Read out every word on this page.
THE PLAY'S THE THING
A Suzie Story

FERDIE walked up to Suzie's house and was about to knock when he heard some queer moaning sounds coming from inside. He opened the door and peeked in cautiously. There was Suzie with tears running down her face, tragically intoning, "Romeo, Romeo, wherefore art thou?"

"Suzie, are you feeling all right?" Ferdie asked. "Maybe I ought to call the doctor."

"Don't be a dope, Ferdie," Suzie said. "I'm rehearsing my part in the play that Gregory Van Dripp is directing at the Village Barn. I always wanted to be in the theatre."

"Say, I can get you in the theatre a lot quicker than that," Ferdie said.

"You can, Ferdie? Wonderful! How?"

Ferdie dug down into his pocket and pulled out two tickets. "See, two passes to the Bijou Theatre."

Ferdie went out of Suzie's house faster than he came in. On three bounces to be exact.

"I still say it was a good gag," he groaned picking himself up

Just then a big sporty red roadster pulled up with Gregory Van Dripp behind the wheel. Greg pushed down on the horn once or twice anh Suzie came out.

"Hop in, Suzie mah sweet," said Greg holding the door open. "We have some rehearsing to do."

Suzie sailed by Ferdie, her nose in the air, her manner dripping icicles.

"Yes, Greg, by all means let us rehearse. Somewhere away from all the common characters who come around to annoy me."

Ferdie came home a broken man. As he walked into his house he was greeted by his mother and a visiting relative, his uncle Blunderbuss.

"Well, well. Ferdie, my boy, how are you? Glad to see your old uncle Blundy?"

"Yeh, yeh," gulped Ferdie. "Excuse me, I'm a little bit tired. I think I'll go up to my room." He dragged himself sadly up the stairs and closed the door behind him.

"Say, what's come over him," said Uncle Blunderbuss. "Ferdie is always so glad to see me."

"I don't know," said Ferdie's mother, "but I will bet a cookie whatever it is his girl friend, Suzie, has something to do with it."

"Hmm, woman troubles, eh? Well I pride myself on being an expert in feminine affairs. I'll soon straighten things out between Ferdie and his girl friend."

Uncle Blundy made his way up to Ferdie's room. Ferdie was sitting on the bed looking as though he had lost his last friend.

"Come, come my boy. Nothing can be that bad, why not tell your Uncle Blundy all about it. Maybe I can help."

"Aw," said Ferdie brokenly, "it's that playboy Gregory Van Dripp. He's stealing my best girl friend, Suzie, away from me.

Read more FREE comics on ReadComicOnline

**Stated exercise:**
Retype the whole listing, matching it exactly.

**Written reply:**
Read out every word on this page.
THE PLAY'S THE THING
A Suzie Story

FERDIE walked up to Suzie's house and was about to knock when he heard some queer moaning sounds coming from inside. He opened the door and peeked in cautiously. There was Suzie with tears running down her face, tragically intoning, "Romeo, Romeo, wherefore art thou?"

"Suzie, are you feeling all right?" Ferdie asked. "Maybe I ought to call the doctor."

"Don't be a dope, Ferdie," Suzie said. "I'm rehearsing my part in the play that Gregory Van Dripp is directing at the Village Barn. I always wanted to be in the theatre."

"Say, I can get you in the theatre a lot quicker than that," Ferdie said.

"You can, Ferdie? Wonderful! How?"

Ferdie dug down into his pocket and pulled out two tickets. "See, two passes to the Bijou Theatre."

Ferdie went out of Suzie's house faster than he came in. On three bounces to be exact.

"I still say it was a good gag," he groaned picking himself up

Just then a big sporty red roadster pulled up with Gregory Van Dripp behind the wheel. Greg pushed down on the horn once or twice anh Suzie came out.

"Hop in, Suzie mah sweet," said Greg holding the door open. "We have some rehearsing to do."

Suzie sailed by Ferdie, her nose in the air, her manner dripping icicles.

"Yes, Greg, by all means let us rehearse. Somewhere away from all the common characters who come around to annoy me."

Ferdie came home a broken man. As he walked into his house he was greeted by his mother and a visiting relative, his uncle Blunderbuss.

"Well, well. Ferdie, my boy, how are you? Glad to see your old uncle Blundy?"

"Yeh, yeh," gulped Ferdie. "Excuse me, I'm a little bit tired. I think I'll go up to my room." He dragged himself sadly up the stairs and closed the door behind him.

"Say, what's come over him," said Uncle Blunderbuss. "Ferdie is always so glad to see me."

"I don't know," said Ferdie's mother, "but I will bet a cookie whatever it is his girl friend, Suzie, has something to do with it."

"Hmm, woman troubles, eh? Well I pride myself on being an expert in feminine affairs. I'll soon straighten things out between Ferdie and his girl friend."

Uncle Blundy made his way up to Ferdie's room. Ferdie was sitting on the bed looking as though he had lost his last friend.

"Come, come my boy. Nothing can be that bad, why not tell your Uncle Blundy all about it. Maybe I can help."

"Aw," said Ferdie brokenly, "it's that playboy Gregory Van Dripp. He's stealing my best girl friend, Suzie, away from me.

Read more FREE comics on ReadComicOnline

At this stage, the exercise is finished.